>> BEGIN

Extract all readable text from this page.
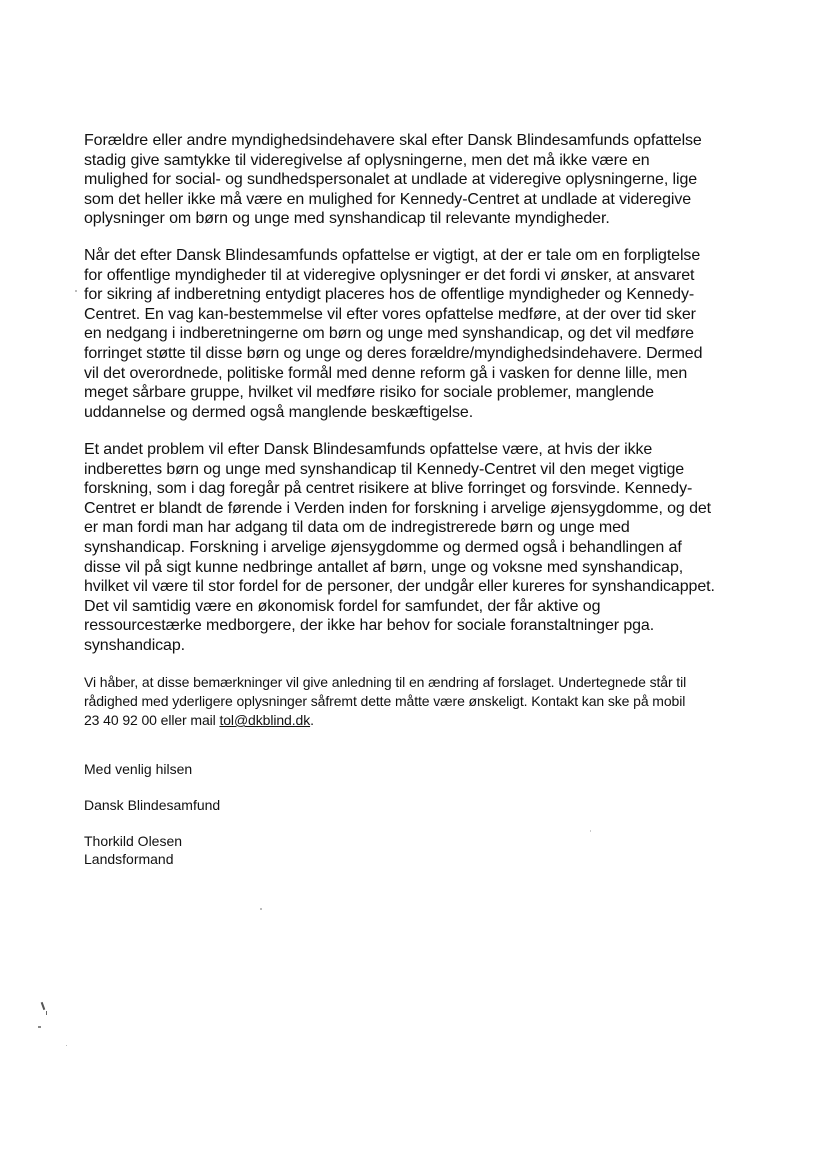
Forældre eller andre myndighedsindehavere skal efter Dansk Blindesamfunds opfattelse
stadig give samtykke til videregivelse af oplysningerne, men det må ikke være en
mulighed for social- og sundhedspersonalet at undlade at videregive oplysningerne, lige
som det heller ikke må være en mulighed for Kennedy-Centret at undlade at videregive
oplysninger om børn og unge med synshandicap til relevante myndigheder.

Når det efter Dansk Blindesamfunds opfattelse er vigtigt, at der er tale om en forpligtelse
for offentlige myndigheder til at videregive oplysninger er det fordi vi ønsker, at ansvaret
for sikring af indberetning entydigt placeres hos de offentlige myndigheder og Kennedy-
Centret. En vag kan-bestemmelse vil efter vores opfattelse medføre, at der over tid sker
en nedgang i indberetningerne om børn og unge med synshandicap, og det vil medføre
forringet støtte til disse børn og unge og deres forældre/myndighedsindehavere. Dermed
vil det overordnede, politiske formål med denne reform gå i vasken for denne lille, men
meget sårbare gruppe, hvilket vil medføre risiko for sociale problemer, manglende
uddannelse og dermed også manglende beskæftigelse.

Et andet problem vil efter Dansk Blindesamfunds opfattelse være, at hvis der ikke
indberettes børn og unge med synshandicap til Kennedy-Centret vil den meget vigtige
forskning, som i dag foregår på centret risikere at blive forringet og forsvinde. Kennedy-
Centret er blandt de førende i Verden inden for forskning i arvelige øjensygdomme, og det
er man fordi man har adgang til data om de indregistrerede børn og unge med
synshandicap. Forskning i arvelige øjensygdomme og dermed også i behandlingen af
disse vil på sigt kunne nedbringe antallet af børn, unge og voksne med synshandicap,
hvilket vil være til stor fordel for de personer, der undgår eller kureres for synshandicappet.
Det vil samtidig være en økonomisk fordel for samfundet, der får aktive og
ressourcestærke medborgere, der ikke har behov for sociale foranstaltninger pga.
synshandicap.

Vi håber, at disse bemærkninger vil give anledning til en ændring af forslaget. Undertegnede står til
rådighed med yderligere oplysninger såfremt dette måtte være ønskeligt. Kontakt kan ske på mobil
23 40 92 00 eller mail tol@dkblind.dk.

Med venlig hilsen

Dansk Blindesamfund

Thorkild Olesen

Landsformand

>> END

*Job*: Collect from the data above every line that includes "sociale".

*Solution below*:
meget sårbare gruppe, hvilket vil medføre risiko for sociale problemer, manglende
ressourcestærke medborgere, der ikke har behov for sociale foranstaltninger pga.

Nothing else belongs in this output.